REQUEST. Copy each line in the data that includes the word "pool".

>>

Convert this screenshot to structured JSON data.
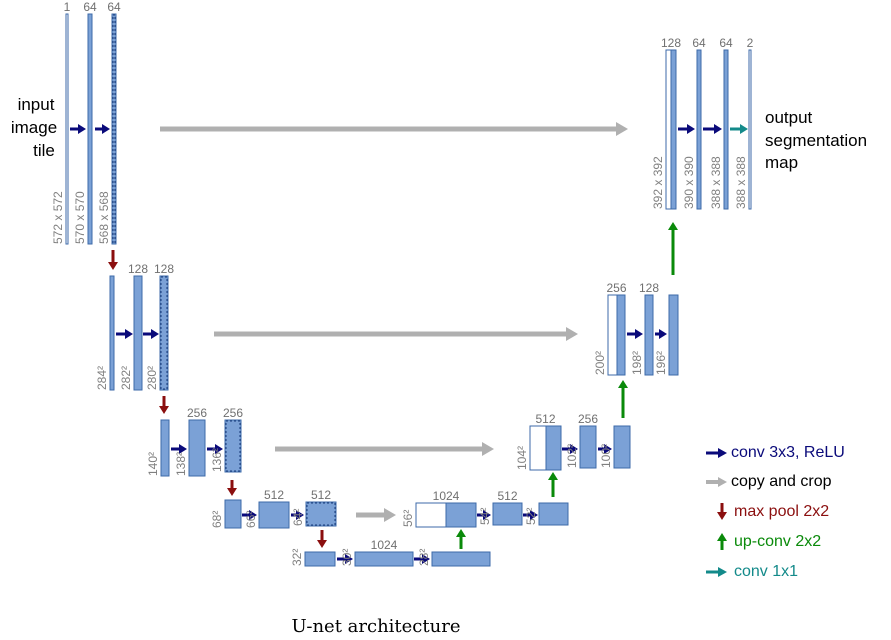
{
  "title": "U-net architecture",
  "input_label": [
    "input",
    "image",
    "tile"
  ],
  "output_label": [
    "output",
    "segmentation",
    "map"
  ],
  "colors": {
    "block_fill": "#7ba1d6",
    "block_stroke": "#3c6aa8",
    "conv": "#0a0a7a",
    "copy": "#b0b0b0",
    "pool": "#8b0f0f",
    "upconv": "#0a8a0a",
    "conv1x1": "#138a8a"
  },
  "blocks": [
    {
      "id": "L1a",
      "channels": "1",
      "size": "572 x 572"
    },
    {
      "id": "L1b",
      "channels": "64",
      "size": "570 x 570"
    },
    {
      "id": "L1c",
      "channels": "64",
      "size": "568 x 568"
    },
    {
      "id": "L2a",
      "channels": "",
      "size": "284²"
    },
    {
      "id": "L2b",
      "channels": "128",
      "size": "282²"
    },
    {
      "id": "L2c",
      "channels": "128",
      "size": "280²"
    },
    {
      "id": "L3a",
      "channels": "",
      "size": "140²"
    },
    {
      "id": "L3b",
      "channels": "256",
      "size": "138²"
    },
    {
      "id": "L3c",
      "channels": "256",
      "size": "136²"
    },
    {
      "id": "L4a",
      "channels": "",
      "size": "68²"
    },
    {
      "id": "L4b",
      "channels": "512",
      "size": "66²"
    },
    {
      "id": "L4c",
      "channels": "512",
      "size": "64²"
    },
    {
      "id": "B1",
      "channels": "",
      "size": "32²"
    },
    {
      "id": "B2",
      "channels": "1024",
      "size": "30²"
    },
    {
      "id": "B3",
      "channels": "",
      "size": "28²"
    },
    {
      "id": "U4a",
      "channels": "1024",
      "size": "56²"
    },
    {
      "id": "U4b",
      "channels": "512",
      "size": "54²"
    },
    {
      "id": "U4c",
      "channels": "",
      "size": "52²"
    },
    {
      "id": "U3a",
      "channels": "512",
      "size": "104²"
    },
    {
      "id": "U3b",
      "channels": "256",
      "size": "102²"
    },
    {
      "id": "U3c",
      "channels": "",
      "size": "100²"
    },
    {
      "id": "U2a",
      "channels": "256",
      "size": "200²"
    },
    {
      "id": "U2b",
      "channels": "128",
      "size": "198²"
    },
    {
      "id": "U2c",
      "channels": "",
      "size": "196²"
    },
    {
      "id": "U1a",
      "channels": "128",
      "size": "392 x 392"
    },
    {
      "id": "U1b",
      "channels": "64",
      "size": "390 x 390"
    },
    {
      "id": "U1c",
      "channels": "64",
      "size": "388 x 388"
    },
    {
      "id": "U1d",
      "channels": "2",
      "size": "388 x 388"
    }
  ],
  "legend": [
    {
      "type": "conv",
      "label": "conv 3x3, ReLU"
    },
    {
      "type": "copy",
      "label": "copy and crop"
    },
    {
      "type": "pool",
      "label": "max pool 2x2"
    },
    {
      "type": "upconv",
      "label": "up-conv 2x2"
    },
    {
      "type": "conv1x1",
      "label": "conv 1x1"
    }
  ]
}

<<

WORKED SOLUTION.
    "pool": "#8b0f0f",
      "type": "pool",
      "label": "max pool 2x2"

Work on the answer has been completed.